(The problem):
Select all lines with the string "subtitle" in them, and copy those lines.
━━━━━ Working data
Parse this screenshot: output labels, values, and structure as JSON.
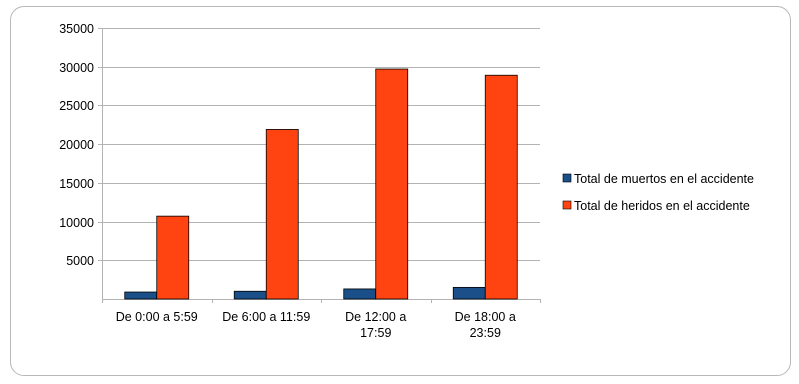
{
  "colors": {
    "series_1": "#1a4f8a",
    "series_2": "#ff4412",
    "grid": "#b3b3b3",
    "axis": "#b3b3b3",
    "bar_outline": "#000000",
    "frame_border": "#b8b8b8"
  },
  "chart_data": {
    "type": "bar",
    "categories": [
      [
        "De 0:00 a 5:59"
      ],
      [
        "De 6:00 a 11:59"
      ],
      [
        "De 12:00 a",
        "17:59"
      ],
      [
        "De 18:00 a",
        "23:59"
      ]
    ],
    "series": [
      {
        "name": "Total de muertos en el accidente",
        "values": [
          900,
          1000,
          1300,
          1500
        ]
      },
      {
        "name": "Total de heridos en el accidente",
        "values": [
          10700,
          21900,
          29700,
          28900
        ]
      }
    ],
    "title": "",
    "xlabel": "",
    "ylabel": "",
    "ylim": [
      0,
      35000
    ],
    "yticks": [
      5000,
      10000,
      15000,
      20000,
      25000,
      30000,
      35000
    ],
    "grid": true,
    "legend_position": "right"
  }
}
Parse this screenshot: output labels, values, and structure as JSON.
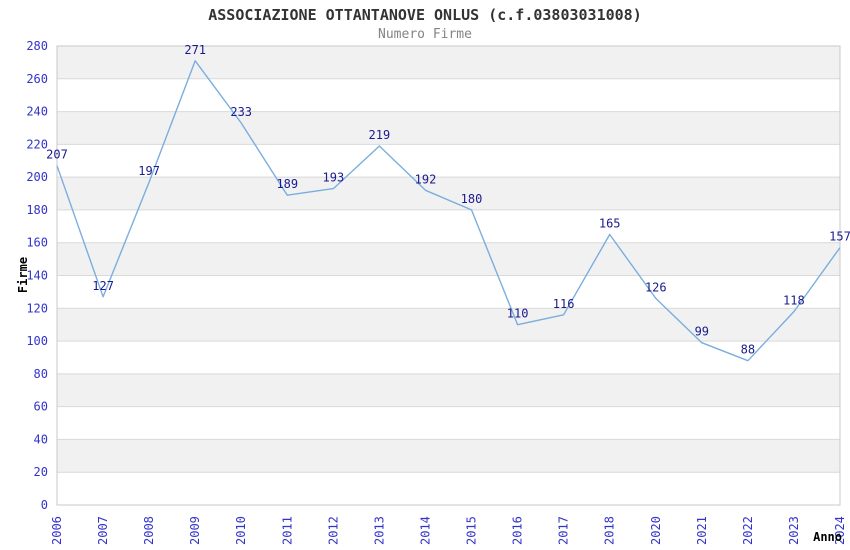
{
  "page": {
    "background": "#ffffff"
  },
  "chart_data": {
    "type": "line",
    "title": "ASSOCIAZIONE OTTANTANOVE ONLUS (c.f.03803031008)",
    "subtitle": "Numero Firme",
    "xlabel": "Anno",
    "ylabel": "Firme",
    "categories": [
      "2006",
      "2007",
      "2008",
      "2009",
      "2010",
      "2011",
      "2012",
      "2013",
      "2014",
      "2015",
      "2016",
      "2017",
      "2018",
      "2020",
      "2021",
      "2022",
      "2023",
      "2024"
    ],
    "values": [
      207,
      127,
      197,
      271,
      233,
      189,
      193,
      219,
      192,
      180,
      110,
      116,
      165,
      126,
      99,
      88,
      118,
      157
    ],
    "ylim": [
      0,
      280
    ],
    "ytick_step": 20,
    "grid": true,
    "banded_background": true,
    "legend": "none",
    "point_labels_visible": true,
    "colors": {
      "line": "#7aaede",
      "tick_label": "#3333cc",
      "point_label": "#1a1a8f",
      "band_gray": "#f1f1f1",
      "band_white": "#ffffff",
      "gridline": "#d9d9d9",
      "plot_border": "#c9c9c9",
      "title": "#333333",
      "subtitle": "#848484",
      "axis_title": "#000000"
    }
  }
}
━━━━━━━━━━
(Task answer):
    "subtitle": "Numero Firme",
      "subtitle": "#848484",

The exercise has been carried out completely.